■ What is being asked ■
Look through the material and copy each line holding "Centro".
►
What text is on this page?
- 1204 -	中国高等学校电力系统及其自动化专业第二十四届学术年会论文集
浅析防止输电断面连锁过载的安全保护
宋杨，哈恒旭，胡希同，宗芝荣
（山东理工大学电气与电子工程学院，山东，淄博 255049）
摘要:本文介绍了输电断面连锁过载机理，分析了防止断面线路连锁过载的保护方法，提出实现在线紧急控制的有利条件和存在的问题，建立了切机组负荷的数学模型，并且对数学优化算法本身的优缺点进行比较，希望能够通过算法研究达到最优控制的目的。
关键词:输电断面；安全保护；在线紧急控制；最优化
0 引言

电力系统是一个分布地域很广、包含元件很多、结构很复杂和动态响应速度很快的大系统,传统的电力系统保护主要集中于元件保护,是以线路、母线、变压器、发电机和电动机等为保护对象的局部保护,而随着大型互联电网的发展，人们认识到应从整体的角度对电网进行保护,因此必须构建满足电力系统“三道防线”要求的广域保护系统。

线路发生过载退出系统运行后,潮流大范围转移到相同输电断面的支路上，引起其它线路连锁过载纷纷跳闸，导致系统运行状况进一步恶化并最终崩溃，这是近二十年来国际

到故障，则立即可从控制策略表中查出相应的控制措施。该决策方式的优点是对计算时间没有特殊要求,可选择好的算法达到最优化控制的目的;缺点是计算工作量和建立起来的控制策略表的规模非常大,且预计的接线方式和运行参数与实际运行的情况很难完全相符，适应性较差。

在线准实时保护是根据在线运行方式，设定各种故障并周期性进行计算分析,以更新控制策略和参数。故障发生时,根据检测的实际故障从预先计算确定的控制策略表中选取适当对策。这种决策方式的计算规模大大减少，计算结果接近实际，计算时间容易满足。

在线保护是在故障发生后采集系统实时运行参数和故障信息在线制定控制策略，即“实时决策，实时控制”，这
◄
►
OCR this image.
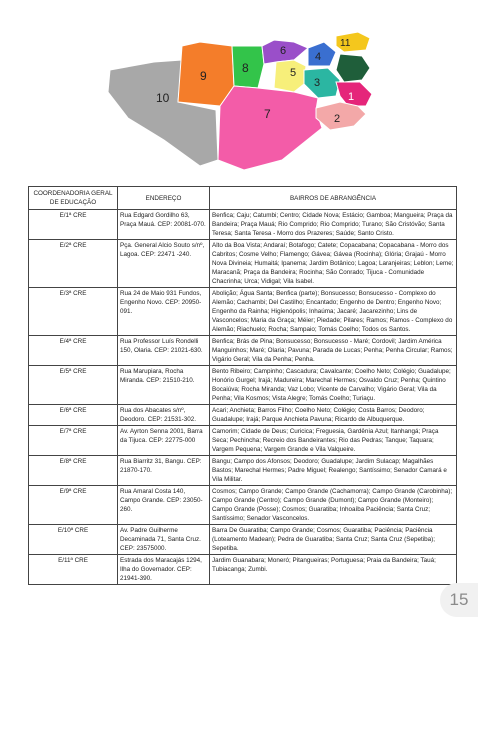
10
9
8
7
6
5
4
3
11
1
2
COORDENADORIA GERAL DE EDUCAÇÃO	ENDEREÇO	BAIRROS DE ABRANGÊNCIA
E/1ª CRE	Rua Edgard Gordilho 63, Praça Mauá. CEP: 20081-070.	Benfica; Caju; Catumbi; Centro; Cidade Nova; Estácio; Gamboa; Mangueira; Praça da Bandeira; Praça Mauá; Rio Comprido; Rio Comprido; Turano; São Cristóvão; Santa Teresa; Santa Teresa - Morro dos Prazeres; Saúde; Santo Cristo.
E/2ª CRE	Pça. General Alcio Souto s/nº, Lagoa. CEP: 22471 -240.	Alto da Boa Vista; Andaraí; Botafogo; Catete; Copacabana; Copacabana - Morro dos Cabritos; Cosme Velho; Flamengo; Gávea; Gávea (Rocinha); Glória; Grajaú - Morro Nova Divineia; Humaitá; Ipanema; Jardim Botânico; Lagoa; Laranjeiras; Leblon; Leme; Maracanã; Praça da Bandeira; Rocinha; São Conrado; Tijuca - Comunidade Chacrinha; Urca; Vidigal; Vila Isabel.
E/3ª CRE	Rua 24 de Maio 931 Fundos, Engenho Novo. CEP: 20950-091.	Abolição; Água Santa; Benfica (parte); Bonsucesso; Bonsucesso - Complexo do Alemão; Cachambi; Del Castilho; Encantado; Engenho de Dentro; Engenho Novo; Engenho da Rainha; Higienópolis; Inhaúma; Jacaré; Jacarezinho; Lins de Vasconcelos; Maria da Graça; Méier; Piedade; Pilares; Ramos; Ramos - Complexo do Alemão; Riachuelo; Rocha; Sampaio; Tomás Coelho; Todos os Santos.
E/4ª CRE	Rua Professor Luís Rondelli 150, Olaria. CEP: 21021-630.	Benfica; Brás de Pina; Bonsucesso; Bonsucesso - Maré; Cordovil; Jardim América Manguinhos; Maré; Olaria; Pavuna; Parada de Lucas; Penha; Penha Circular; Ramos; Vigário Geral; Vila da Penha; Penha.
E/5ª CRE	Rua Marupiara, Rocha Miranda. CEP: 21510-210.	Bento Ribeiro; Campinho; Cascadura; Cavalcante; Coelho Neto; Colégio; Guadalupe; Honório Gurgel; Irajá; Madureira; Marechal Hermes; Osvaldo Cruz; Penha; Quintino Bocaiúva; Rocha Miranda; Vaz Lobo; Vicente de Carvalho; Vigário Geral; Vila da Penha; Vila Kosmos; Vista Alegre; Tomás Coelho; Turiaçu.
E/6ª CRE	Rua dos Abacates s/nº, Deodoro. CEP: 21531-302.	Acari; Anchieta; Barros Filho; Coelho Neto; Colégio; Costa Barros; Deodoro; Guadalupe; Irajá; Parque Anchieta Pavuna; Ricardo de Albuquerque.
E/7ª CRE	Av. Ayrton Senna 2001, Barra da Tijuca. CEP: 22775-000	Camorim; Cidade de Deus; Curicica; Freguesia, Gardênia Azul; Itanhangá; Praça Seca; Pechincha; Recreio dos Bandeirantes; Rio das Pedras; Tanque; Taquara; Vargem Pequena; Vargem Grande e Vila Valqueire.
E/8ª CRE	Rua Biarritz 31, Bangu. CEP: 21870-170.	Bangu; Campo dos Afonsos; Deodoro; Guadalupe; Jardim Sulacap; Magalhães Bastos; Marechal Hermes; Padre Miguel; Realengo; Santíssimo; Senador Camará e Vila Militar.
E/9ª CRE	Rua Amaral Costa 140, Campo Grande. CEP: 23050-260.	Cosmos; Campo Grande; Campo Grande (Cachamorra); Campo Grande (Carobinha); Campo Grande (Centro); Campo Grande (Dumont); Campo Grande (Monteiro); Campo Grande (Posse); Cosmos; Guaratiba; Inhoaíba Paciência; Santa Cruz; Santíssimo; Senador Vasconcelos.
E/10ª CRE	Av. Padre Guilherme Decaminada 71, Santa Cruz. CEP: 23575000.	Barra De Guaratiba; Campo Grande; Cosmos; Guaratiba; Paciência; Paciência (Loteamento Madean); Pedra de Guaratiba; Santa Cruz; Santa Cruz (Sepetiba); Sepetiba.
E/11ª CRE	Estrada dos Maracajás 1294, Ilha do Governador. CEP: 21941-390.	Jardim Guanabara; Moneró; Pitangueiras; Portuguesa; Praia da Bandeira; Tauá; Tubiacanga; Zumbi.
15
◄
■ The solution ■
E/1ª CRE	Rua Edgard Gordilho 63, Praça Mauá. CEP: 20081-070.	Benfica; Caju; Catumbi; Centro; Cidade Nova; Estácio; Gamboa; Mangueira; Praça da Bandeira; Praça Mauá; Rio Comprido; Rio Comprido; Turano; São Cristóvão; Santa Teresa; Santa Teresa - Morro dos Prazeres; Saúde; Santo Cristo.
E/9ª CRE	Rua Amaral Costa 140, Campo Grande. CEP: 23050-260.	Cosmos; Campo Grande; Campo Grande (Cachamorra); Campo Grande (Carobinha); Campo Grande (Centro); Campo Grande (Dumont); Campo Grande (Monteiro); Campo Grande (Posse); Cosmos; Guaratiba; Inhoaíba Paciência; Santa Cruz; Santíssimo; Senador Vasconcelos.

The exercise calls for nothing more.